== Direction ==
Every record below is to be retyped exactly.

== Data listing ==

[BEGIN]

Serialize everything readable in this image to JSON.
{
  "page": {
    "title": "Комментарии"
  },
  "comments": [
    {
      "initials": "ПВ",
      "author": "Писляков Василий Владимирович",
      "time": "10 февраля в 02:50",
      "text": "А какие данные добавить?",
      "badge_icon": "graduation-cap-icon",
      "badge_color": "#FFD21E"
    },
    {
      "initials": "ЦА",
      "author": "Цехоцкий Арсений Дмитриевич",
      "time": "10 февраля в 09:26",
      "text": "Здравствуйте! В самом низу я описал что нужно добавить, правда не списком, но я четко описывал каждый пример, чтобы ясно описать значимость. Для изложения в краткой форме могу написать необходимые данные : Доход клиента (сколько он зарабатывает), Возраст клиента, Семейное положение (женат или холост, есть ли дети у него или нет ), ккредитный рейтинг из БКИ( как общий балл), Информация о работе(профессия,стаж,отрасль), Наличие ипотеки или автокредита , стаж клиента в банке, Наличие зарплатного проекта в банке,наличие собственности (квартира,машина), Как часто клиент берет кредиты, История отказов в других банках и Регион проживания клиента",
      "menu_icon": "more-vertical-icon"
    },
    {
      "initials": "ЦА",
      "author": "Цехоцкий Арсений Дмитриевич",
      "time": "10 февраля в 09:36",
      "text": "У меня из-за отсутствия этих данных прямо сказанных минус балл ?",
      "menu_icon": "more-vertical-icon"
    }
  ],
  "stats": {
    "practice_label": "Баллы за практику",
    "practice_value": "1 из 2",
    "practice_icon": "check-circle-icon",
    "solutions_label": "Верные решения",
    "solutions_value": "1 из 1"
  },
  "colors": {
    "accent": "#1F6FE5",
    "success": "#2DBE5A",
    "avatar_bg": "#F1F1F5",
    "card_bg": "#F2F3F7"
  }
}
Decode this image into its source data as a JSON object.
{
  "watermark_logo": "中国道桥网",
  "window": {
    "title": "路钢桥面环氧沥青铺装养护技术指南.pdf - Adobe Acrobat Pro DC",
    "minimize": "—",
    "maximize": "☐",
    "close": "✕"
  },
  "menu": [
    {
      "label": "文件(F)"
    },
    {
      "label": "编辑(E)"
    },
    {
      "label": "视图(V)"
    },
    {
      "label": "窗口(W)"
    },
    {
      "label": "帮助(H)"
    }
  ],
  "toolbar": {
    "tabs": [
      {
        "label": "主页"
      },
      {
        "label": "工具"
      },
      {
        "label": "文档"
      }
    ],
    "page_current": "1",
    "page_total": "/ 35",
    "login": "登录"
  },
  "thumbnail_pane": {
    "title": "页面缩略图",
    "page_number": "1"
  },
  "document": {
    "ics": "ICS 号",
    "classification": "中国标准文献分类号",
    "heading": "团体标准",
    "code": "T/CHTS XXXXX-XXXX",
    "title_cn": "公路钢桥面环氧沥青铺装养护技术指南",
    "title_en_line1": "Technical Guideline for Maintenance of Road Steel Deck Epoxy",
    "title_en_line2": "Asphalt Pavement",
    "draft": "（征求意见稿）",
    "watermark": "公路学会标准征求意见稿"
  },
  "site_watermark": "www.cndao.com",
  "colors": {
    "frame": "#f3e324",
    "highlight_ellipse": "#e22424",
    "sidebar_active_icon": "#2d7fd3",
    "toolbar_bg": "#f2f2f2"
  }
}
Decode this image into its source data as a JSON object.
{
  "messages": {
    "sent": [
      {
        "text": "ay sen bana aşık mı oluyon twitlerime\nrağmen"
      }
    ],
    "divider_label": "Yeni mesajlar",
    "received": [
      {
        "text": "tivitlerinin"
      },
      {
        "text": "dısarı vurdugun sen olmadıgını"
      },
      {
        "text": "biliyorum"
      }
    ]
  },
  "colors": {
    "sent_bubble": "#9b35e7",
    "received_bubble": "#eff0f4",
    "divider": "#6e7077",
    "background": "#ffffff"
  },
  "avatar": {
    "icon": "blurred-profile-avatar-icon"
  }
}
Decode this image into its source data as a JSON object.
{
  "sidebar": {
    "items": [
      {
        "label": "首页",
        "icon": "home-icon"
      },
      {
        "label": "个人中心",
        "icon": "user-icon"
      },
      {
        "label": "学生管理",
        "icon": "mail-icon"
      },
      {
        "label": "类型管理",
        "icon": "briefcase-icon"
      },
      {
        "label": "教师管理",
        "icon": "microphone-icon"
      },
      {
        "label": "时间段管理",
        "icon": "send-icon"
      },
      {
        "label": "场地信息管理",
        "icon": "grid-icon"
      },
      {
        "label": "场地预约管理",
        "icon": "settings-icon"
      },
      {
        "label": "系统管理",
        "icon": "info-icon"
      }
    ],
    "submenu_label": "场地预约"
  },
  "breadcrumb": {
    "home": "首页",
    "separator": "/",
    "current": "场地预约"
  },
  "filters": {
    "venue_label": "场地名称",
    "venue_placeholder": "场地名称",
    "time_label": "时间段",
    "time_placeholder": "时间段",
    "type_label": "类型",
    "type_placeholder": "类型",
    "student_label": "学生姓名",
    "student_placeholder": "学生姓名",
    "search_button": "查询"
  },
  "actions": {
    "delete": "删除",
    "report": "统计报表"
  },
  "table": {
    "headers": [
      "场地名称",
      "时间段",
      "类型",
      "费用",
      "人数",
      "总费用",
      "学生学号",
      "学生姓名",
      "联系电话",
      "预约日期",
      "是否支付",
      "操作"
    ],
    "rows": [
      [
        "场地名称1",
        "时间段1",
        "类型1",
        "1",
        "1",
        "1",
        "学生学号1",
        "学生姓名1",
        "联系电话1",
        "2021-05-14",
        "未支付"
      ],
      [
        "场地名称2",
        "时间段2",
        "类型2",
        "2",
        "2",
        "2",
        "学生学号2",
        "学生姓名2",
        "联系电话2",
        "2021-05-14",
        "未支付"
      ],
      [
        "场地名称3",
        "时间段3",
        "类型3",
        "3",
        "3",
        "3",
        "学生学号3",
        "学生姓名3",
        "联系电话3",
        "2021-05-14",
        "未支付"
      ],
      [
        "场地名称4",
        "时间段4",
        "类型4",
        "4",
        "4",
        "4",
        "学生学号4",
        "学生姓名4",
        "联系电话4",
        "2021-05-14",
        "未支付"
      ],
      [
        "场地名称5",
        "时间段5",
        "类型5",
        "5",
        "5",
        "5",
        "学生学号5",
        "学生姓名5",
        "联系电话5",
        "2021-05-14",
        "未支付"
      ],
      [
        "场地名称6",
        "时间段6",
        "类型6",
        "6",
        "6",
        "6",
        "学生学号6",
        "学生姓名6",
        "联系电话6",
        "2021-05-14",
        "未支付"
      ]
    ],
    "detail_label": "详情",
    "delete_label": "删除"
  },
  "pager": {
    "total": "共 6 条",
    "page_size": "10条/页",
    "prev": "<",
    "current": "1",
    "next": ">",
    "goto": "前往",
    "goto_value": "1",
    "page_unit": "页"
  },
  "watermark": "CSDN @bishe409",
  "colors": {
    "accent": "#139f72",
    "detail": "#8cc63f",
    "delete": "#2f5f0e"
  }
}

[END]

== The completed task ==
Serialize everything readable in this image to JSON.
{
  "page": {
    "title": "Комментарии"
  },
  "comments": [
    {
      "initials": "ПВ",
      "author": "Писляков Василий Владимирович",
      "time": "10 февраля в 02:50",
      "text": "А какие данные добавить?",
      "badge_icon": "graduation-cap-icon",
      "badge_color": "#FFD21E"
    },
    {
      "initials": "ЦА",
      "author": "Цехоцкий Арсений Дмитриевич",
      "time": "10 февраля в 09:26",
      "text": "Здравствуйте! В самом низу я описал что нужно добавить, правда не списком, но я четко описывал каждый пример, чтобы ясно описать значимость. Для изложения в краткой форме могу написать необходимые данные : Доход клиента (сколько он зарабатывает), Возраст клиента, Семейное положение (женат или холост, есть ли дети у него или нет ), ккредитный рейтинг из БКИ( как общий балл), Информация о работе(профессия,стаж,отрасль), Наличие ипотеки или автокредита , стаж клиента в банке, Наличие зарплатного проекта в банке,наличие собственности (квартира,машина), Как часто клиент берет кредиты, История отказов в других банках и Регион проживания клиента",
      "menu_icon": "more-vertical-icon"
    },
    {
      "initials": "ЦА",
      "author": "Цехоцкий Арсений Дмитриевич",
      "time": "10 февраля в 09:36",
      "text": "У меня из-за отсутствия этих данных прямо сказанных минус балл ?",
      "menu_icon": "more-vertical-icon"
    }
  ],
  "stats": {
    "practice_label": "Баллы за практику",
    "practice_value": "1 из 2",
    "practice_icon": "check-circle-icon",
    "solutions_label": "Верные решения",
    "solutions_value": "1 из 1"
  },
  "colors": {
    "accent": "#1F6FE5",
    "success": "#2DBE5A",
    "avatar_bg": "#F1F1F5",
    "card_bg": "#F2F3F7"
  }
}
Decode this image into its source data as a JSON object.
{
  "watermark_logo": "中国道桥网",
  "window": {
    "title": "路钢桥面环氧沥青铺装养护技术指南.pdf - Adobe Acrobat Pro DC",
    "minimize": "—",
    "maximize": "☐",
    "close": "✕"
  },
  "menu": [
    {
      "label": "文件(F)"
    },
    {
      "label": "编辑(E)"
    },
    {
      "label": "视图(V)"
    },
    {
      "label": "窗口(W)"
    },
    {
      "label": "帮助(H)"
    }
  ],
  "toolbar": {
    "tabs": [
      {
        "label": "主页"
      },
      {
        "label": "工具"
      },
      {
        "label": "文档"
      }
    ],
    "page_current": "1",
    "page_total": "/ 35",
    "login": "登录"
  },
  "thumbnail_pane": {
    "title": "页面缩略图",
    "page_number": "1"
  },
  "document": {
    "ics": "ICS 号",
    "classification": "中国标准文献分类号",
    "heading": "团体标准",
    "code": "T/CHTS XXXXX-XXXX",
    "title_cn": "公路钢桥面环氧沥青铺装养护技术指南",
    "title_en_line1": "Technical Guideline for Maintenance of Road Steel Deck Epoxy",
    "title_en_line2": "Asphalt Pavement",
    "draft": "（征求意见稿）",
    "watermark": "公路学会标准征求意见稿"
  },
  "site_watermark": "www.cndao.com",
  "colors": {
    "frame": "#f3e324",
    "highlight_ellipse": "#e22424",
    "sidebar_active_icon": "#2d7fd3",
    "toolbar_bg": "#f2f2f2"
  }
}
Decode this image into its source data as a JSON object.
{
  "messages": {
    "sent": [
      {
        "text": "ay sen bana aşık mı oluyon twitlerime\nrağmen"
      }
    ],
    "divider_label": "Yeni mesajlar",
    "received": [
      {
        "text": "tivitlerinin"
      },
      {
        "text": "dısarı vurdugun sen olmadıgını"
      },
      {
        "text": "biliyorum"
      }
    ]
  },
  "colors": {
    "sent_bubble": "#9b35e7",
    "received_bubble": "#eff0f4",
    "divider": "#6e7077",
    "background": "#ffffff"
  },
  "avatar": {
    "icon": "blurred-profile-avatar-icon"
  }
}
Decode this image into its source data as a JSON object.
{
  "sidebar": {
    "items": [
      {
        "label": "首页",
        "icon": "home-icon"
      },
      {
        "label": "个人中心",
        "icon": "user-icon"
      },
      {
        "label": "学生管理",
        "icon": "mail-icon"
      },
      {
        "label": "类型管理",
        "icon": "briefcase-icon"
      },
      {
        "label": "教师管理",
        "icon": "microphone-icon"
      },
      {
        "label": "时间段管理",
        "icon": "send-icon"
      },
      {
        "label": "场地信息管理",
        "icon": "grid-icon"
      },
      {
        "label": "场地预约管理",
        "icon": "settings-icon"
      },
      {
        "label": "系统管理",
        "icon": "info-icon"
      }
    ],
    "submenu_label": "场地预约"
  },
  "breadcrumb": {
    "home": "首页",
    "separator": "/",
    "current": "场地预约"
  },
  "filters": {
    "venue_label": "场地名称",
    "venue_placeholder": "场地名称",
    "time_label": "时间段",
    "time_placeholder": "时间段",
    "type_label": "类型",
    "type_placeholder": "类型",
    "student_label": "学生姓名",
    "student_placeholder": "学生姓名",
    "search_button": "查询"
  },
  "actions": {
    "delete": "删除",
    "report": "统计报表"
  },
  "table": {
    "headers": [
      "场地名称",
      "时间段",
      "类型",
      "费用",
      "人数",
      "总费用",
      "学生学号",
      "学生姓名",
      "联系电话",
      "预约日期",
      "是否支付",
      "操作"
    ],
    "rows": [
      [
        "场地名称1",
        "时间段1",
        "类型1",
        "1",
        "1",
        "1",
        "学生学号1",
        "学生姓名1",
        "联系电话1",
        "2021-05-14",
        "未支付"
      ],
      [
        "场地名称2",
        "时间段2",
        "类型2",
        "2",
        "2",
        "2",
        "学生学号2",
        "学生姓名2",
        "联系电话2",
        "2021-05-14",
        "未支付"
      ],
      [
        "场地名称3",
        "时间段3",
        "类型3",
        "3",
        "3",
        "3",
        "学生学号3",
        "学生姓名3",
        "联系电话3",
        "2021-05-14",
        "未支付"
      ],
      [
        "场地名称4",
        "时间段4",
        "类型4",
        "4",
        "4",
        "4",
        "学生学号4",
        "学生姓名4",
        "联系电话4",
        "2021-05-14",
        "未支付"
      ],
      [
        "场地名称5",
        "时间段5",
        "类型5",
        "5",
        "5",
        "5",
        "学生学号5",
        "学生姓名5",
        "联系电话5",
        "2021-05-14",
        "未支付"
      ],
      [
        "场地名称6",
        "时间段6",
        "类型6",
        "6",
        "6",
        "6",
        "学生学号6",
        "学生姓名6",
        "联系电话6",
        "2021-05-14",
        "未支付"
      ]
    ],
    "detail_label": "详情",
    "delete_label": "删除"
  },
  "pager": {
    "total": "共 6 条",
    "page_size": "10条/页",
    "prev": "<",
    "current": "1",
    "next": ">",
    "goto": "前往",
    "goto_value": "1",
    "page_unit": "页"
  },
  "watermark": "CSDN @bishe409",
  "colors": {
    "accent": "#139f72",
    "detail": "#8cc63f",
    "delete": "#2f5f0e"
  }
}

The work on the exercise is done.